» WHAT YOU ARE ASKED TO DO: Pull out every line from the listing that has the word "JSON".

» INFORMATION GIVEN:
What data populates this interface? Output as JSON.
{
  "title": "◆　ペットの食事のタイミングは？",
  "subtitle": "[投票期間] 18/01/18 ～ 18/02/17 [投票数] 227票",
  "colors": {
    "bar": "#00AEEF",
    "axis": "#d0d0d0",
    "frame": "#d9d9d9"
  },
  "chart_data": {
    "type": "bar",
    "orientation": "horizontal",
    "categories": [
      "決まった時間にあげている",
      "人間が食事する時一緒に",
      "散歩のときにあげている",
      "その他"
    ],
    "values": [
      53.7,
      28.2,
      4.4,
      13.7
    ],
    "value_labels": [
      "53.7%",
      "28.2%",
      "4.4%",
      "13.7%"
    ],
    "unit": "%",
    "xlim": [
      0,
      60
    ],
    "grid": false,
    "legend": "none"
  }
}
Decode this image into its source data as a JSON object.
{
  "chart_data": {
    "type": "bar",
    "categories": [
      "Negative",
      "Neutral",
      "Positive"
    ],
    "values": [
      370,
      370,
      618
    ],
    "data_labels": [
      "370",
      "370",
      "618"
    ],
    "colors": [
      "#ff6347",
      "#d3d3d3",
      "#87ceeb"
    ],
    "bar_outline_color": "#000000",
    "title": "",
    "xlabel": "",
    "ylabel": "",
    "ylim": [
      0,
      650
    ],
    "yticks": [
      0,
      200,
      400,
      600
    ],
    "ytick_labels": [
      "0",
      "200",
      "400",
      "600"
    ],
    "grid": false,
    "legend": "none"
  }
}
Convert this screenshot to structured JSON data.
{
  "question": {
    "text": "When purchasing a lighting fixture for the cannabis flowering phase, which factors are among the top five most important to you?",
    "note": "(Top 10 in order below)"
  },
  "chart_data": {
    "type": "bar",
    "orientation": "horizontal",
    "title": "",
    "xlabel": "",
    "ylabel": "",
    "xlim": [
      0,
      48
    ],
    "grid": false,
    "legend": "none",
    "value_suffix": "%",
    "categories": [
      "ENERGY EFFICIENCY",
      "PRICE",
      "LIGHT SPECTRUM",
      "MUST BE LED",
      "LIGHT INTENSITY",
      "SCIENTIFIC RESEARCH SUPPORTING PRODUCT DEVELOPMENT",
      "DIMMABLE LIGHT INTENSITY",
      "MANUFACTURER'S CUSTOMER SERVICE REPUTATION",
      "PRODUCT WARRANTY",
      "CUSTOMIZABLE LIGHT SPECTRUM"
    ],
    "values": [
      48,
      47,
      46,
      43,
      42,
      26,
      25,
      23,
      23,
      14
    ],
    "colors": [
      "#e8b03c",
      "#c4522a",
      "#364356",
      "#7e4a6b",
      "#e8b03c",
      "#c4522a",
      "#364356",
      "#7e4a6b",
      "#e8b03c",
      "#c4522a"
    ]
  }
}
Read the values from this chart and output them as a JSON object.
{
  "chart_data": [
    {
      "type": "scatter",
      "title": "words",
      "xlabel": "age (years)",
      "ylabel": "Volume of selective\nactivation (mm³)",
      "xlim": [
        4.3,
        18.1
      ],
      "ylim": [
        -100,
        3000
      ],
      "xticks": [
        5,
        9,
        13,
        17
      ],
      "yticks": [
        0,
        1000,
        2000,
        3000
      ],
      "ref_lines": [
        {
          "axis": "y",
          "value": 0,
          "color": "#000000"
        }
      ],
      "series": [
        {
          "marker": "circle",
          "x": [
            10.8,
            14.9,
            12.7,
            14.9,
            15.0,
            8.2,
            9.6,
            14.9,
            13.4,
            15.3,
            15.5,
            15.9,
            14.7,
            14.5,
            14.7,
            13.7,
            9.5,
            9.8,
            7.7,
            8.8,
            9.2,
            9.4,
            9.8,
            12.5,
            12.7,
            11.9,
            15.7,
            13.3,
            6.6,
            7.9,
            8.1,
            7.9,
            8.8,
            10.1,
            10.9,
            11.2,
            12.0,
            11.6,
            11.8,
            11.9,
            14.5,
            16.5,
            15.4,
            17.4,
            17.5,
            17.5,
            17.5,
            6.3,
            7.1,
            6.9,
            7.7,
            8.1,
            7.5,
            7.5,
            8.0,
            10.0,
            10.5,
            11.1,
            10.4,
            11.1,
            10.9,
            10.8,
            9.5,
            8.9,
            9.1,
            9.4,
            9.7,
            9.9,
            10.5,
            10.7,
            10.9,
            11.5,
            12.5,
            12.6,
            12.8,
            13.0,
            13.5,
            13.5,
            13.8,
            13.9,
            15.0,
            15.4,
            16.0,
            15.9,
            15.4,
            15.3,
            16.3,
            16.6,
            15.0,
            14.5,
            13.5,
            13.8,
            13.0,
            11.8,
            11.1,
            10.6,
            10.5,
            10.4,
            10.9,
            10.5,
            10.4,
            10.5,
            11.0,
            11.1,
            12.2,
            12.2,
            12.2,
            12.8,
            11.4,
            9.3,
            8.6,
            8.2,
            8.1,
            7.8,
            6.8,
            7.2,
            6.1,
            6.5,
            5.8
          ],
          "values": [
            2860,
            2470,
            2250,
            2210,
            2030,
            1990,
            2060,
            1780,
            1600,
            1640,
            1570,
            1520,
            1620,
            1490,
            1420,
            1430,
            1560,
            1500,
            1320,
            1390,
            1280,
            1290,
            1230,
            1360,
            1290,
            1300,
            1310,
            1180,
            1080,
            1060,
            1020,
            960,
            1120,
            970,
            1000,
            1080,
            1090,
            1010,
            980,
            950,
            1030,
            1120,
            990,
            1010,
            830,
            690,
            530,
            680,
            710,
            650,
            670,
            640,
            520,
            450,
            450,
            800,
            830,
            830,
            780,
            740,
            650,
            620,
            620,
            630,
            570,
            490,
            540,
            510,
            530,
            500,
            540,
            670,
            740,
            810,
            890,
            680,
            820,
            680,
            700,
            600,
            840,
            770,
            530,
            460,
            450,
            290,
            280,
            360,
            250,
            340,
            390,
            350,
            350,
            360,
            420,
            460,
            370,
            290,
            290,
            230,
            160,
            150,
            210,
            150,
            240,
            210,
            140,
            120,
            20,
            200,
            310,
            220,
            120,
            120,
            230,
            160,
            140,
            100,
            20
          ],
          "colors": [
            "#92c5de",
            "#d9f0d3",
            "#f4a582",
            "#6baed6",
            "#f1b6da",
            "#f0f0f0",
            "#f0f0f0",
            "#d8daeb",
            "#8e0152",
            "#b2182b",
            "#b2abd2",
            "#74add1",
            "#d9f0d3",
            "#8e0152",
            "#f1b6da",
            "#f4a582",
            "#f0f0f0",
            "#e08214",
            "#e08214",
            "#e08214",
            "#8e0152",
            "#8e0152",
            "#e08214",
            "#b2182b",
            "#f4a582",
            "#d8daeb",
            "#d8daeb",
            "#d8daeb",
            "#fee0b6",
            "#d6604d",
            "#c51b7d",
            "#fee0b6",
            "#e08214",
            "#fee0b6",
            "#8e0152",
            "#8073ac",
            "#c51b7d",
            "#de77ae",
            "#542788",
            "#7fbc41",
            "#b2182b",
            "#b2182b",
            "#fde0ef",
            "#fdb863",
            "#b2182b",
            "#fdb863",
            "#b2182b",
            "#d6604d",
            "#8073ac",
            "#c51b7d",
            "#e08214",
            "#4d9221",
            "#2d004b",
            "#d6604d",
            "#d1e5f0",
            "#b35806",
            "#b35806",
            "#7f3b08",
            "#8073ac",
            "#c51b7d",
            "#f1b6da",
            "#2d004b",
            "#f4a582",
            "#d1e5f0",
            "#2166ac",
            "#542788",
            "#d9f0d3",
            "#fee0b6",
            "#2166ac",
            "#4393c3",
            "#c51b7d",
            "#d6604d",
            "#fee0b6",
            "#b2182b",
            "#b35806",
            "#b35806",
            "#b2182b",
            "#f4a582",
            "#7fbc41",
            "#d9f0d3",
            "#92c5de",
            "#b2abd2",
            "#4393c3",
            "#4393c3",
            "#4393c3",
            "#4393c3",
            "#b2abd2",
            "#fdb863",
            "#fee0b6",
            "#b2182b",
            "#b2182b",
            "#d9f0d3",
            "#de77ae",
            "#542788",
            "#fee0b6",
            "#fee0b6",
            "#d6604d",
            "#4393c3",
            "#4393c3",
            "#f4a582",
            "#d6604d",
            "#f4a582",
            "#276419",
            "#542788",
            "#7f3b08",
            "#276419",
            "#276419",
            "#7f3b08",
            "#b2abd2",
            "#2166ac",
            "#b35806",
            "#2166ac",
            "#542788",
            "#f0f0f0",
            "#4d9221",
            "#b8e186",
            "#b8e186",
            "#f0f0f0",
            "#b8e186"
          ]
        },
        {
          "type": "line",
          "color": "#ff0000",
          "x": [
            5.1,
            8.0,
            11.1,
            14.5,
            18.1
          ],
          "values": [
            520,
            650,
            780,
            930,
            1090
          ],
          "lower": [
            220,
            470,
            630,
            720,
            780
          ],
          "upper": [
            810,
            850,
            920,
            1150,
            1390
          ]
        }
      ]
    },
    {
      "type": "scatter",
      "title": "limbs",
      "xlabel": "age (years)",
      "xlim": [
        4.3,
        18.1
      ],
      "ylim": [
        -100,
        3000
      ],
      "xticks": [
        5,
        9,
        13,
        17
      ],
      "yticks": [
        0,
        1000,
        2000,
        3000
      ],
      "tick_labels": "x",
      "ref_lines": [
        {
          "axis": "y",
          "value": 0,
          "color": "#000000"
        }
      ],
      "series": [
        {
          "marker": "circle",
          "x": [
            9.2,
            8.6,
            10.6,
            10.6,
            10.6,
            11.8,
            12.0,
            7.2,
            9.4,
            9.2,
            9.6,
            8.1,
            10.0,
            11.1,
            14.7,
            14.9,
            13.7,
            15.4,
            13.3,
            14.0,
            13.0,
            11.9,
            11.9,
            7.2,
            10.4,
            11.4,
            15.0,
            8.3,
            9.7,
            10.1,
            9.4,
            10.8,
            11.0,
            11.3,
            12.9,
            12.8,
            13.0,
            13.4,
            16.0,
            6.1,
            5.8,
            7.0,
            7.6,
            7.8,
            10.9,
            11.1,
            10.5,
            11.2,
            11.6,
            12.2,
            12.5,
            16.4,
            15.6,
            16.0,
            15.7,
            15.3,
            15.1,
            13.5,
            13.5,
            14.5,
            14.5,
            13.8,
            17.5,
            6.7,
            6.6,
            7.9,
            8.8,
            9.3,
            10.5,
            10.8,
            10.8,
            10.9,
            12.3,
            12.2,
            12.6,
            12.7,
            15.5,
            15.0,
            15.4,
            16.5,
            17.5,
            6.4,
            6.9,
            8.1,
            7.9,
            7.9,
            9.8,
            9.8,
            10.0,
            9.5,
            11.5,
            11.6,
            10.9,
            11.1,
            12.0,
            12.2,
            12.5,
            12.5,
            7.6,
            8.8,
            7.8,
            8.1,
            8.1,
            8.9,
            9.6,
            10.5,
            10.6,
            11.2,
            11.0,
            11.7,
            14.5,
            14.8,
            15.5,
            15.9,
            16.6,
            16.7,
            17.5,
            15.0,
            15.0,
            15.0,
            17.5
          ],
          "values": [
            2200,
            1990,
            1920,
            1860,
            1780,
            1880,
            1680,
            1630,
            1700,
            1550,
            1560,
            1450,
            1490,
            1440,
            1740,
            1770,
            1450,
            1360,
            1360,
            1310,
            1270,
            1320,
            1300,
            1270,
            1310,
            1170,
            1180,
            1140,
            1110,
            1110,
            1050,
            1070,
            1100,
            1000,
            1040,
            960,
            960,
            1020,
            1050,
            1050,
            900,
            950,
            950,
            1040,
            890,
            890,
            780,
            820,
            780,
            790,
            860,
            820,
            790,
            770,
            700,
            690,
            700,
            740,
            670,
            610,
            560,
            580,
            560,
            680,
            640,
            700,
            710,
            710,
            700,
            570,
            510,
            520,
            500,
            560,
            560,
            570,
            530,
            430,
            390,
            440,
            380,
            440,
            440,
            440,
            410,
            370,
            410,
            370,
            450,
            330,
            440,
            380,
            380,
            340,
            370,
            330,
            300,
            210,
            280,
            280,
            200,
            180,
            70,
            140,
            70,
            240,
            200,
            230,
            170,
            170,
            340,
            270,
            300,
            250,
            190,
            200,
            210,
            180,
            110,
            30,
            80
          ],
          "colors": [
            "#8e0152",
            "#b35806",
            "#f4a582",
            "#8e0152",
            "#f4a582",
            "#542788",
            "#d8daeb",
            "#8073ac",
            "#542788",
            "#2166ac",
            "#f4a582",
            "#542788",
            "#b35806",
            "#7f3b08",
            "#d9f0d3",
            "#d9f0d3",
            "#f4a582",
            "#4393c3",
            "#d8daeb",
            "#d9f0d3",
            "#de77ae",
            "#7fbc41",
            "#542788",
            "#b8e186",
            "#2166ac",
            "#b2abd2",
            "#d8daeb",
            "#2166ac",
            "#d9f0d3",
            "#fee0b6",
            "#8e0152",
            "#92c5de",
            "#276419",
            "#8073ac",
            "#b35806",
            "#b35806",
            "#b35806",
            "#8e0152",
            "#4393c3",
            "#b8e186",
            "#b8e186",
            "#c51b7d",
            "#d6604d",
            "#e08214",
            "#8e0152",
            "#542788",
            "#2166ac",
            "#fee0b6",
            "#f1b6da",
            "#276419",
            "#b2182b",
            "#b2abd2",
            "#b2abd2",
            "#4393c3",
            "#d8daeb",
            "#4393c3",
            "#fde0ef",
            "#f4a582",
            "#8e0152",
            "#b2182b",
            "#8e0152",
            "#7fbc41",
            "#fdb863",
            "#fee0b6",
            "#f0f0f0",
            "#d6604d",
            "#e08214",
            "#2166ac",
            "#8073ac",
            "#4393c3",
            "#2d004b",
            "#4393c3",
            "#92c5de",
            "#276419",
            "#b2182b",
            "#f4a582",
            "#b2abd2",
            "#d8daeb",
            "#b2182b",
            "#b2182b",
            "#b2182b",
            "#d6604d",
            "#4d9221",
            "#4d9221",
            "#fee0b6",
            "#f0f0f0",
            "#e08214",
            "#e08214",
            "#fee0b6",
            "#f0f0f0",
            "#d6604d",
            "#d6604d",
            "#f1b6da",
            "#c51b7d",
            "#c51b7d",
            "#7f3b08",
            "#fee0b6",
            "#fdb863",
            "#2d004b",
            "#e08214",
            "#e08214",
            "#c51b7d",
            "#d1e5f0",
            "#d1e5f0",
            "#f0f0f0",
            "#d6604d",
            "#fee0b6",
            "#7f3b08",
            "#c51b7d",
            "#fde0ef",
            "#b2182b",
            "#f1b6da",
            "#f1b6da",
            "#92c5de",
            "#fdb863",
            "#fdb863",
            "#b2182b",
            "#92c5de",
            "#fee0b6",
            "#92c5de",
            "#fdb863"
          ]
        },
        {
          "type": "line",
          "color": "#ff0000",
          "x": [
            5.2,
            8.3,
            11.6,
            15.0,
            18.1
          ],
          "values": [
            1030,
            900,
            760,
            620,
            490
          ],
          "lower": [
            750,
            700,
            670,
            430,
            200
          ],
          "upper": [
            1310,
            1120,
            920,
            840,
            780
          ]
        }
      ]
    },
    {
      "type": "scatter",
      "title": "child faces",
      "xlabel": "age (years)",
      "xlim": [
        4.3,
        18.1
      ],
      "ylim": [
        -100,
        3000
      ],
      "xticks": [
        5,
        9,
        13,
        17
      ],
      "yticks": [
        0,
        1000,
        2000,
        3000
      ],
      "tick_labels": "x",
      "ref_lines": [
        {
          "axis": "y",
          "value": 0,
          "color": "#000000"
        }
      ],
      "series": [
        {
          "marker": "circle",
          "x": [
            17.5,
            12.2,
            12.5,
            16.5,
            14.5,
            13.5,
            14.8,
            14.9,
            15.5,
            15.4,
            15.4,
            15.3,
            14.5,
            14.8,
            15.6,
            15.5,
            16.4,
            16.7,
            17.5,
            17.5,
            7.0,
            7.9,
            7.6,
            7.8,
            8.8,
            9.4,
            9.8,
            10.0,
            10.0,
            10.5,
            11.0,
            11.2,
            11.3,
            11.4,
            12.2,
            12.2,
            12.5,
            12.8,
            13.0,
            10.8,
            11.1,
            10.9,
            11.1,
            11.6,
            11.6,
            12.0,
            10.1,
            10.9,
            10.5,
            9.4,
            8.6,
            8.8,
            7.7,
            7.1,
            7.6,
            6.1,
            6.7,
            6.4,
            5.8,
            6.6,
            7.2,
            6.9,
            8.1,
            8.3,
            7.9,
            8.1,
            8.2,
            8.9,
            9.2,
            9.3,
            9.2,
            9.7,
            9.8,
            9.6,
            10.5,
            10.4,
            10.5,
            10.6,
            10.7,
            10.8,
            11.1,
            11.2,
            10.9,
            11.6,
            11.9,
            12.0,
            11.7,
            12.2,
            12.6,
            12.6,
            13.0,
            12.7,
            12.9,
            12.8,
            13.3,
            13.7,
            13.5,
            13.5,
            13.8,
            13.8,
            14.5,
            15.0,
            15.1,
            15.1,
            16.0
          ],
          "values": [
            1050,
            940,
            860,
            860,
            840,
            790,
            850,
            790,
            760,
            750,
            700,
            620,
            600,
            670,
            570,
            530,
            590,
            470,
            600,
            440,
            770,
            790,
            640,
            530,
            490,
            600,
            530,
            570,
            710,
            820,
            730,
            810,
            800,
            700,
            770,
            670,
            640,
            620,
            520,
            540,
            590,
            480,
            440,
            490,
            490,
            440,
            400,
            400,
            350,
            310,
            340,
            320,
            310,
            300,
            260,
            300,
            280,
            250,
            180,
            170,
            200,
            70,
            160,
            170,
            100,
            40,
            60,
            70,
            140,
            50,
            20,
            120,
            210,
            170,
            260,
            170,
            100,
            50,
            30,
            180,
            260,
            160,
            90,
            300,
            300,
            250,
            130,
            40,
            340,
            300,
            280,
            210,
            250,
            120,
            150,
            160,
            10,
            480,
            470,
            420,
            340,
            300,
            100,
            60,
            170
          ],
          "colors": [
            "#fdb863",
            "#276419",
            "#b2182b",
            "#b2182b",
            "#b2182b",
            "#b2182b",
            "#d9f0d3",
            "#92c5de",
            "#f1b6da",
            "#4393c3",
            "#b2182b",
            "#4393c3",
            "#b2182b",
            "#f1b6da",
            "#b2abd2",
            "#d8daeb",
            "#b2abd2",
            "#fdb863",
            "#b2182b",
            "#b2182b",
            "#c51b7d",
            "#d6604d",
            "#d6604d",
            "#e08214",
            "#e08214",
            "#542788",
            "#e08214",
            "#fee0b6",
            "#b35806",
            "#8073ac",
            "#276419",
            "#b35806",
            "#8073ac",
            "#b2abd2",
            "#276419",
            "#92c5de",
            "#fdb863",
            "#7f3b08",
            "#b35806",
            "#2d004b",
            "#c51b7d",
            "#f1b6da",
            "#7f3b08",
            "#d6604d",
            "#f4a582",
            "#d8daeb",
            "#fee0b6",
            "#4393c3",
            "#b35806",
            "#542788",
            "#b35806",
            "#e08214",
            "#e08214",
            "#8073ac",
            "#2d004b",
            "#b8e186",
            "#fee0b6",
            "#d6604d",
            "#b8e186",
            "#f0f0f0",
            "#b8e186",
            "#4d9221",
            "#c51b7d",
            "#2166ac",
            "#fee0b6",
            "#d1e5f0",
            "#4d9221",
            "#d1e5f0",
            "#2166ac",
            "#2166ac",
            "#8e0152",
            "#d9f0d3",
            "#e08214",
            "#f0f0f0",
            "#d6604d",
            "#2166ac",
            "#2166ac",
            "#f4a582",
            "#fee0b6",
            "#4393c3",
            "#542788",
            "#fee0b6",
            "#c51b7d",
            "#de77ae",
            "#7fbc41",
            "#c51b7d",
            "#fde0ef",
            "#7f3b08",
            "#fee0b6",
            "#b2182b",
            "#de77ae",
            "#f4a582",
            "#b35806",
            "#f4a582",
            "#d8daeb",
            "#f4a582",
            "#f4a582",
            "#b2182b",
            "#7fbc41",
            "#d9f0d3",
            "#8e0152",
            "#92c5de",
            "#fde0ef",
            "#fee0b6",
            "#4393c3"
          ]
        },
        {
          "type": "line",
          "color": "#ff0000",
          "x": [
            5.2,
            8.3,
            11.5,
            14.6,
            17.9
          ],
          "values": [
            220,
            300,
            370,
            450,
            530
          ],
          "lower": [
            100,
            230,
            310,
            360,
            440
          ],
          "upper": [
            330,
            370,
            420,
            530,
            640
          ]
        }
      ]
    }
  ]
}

» SOLVED PROBLEM:
What data populates this interface? Output as JSON.
Decode this image into its source data as a JSON object.
Convert this screenshot to structured JSON data.
Read the values from this chart and output them as a JSON object.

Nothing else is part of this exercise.